> _Your instructions_
Return every line below as is, leaving out the pictures.

> _Input for this task_
= = =

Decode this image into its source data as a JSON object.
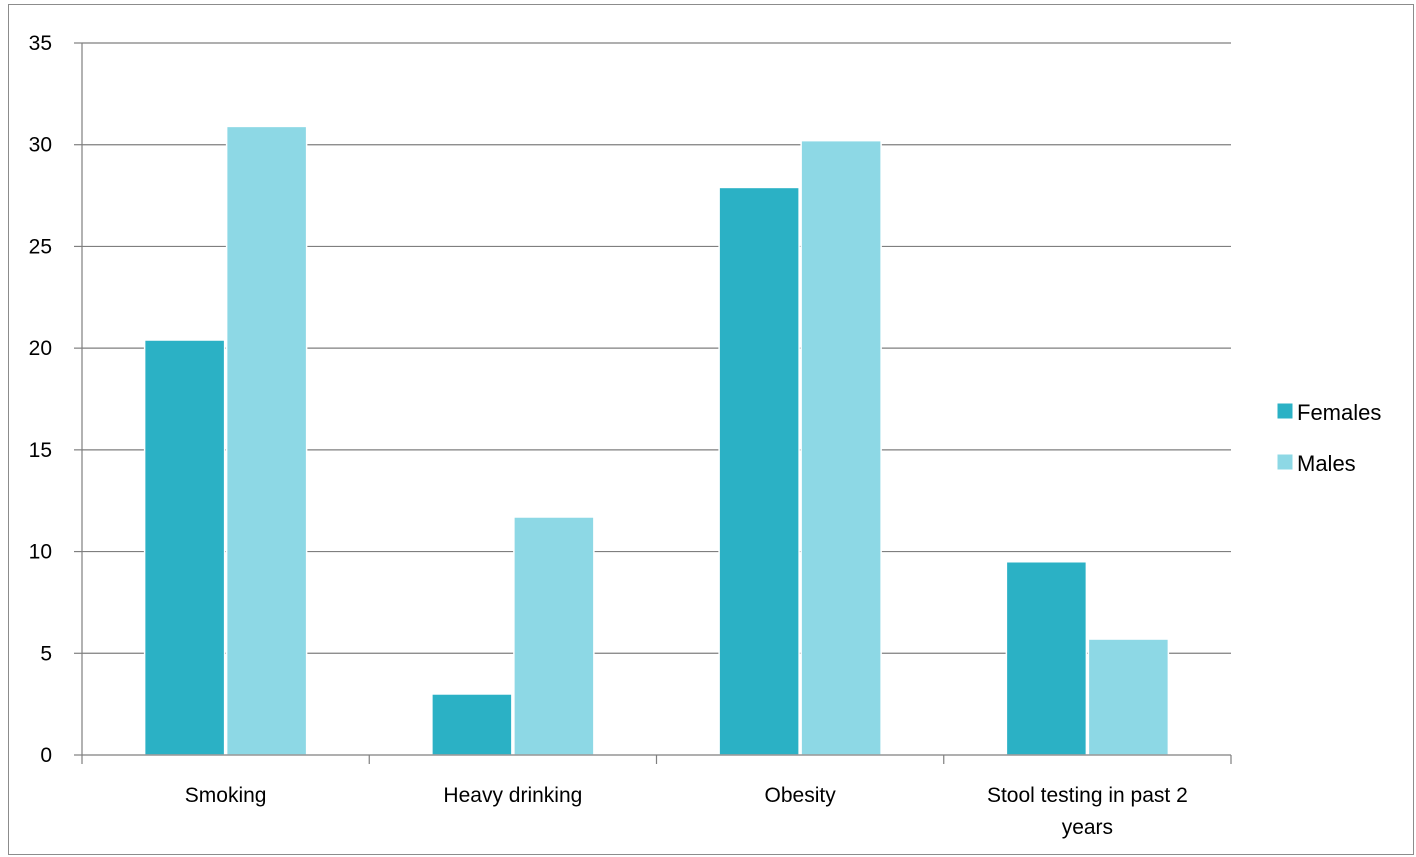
{
  "chart_data": {
    "type": "bar",
    "title": "",
    "xlabel": "",
    "ylabel": "",
    "categories": [
      "Smoking",
      "Heavy drinking",
      "Obesity",
      "Stool testing in past 2 years"
    ],
    "category_lines": [
      [
        "Smoking"
      ],
      [
        "Heavy drinking"
      ],
      [
        "Obesity"
      ],
      [
        "Stool testing in past 2",
        "years"
      ]
    ],
    "series": [
      {
        "name": "Females",
        "values": [
          20.4,
          3.0,
          27.9,
          9.5
        ]
      },
      {
        "name": "Males",
        "values": [
          30.9,
          11.7,
          30.2,
          5.7
        ]
      }
    ],
    "ylim": [
      0,
      35
    ],
    "yticks": [
      0,
      5,
      10,
      15,
      20,
      25,
      30,
      35
    ],
    "grid": true,
    "legend_position": "right",
    "colors": {
      "Females": "#2bb1c5",
      "Males": "#8dd8e5",
      "gridline": "#7f7f7f",
      "axis": "#7f7f7f"
    }
  }
}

= = =

> _Reply_
Decode this image into its source data as a JSON object.
{
  "chart_data": {
    "type": "bar",
    "title": "",
    "xlabel": "",
    "ylabel": "",
    "categories": [
      "Smoking",
      "Heavy drinking",
      "Obesity",
      "Stool testing in past 2 years"
    ],
    "category_lines": [
      [
        "Smoking"
      ],
      [
        "Heavy drinking"
      ],
      [
        "Obesity"
      ],
      [
        "Stool testing in past 2",
        "years"
      ]
    ],
    "series": [
      {
        "name": "Females",
        "values": [
          20.4,
          3.0,
          27.9,
          9.5
        ]
      },
      {
        "name": "Males",
        "values": [
          30.9,
          11.7,
          30.2,
          5.7
        ]
      }
    ],
    "ylim": [
      0,
      35
    ],
    "yticks": [
      0,
      5,
      10,
      15,
      20,
      25,
      30,
      35
    ],
    "grid": true,
    "legend_position": "right",
    "colors": {
      "Females": "#2bb1c5",
      "Males": "#8dd8e5",
      "gridline": "#7f7f7f",
      "axis": "#7f7f7f"
    }
  }
}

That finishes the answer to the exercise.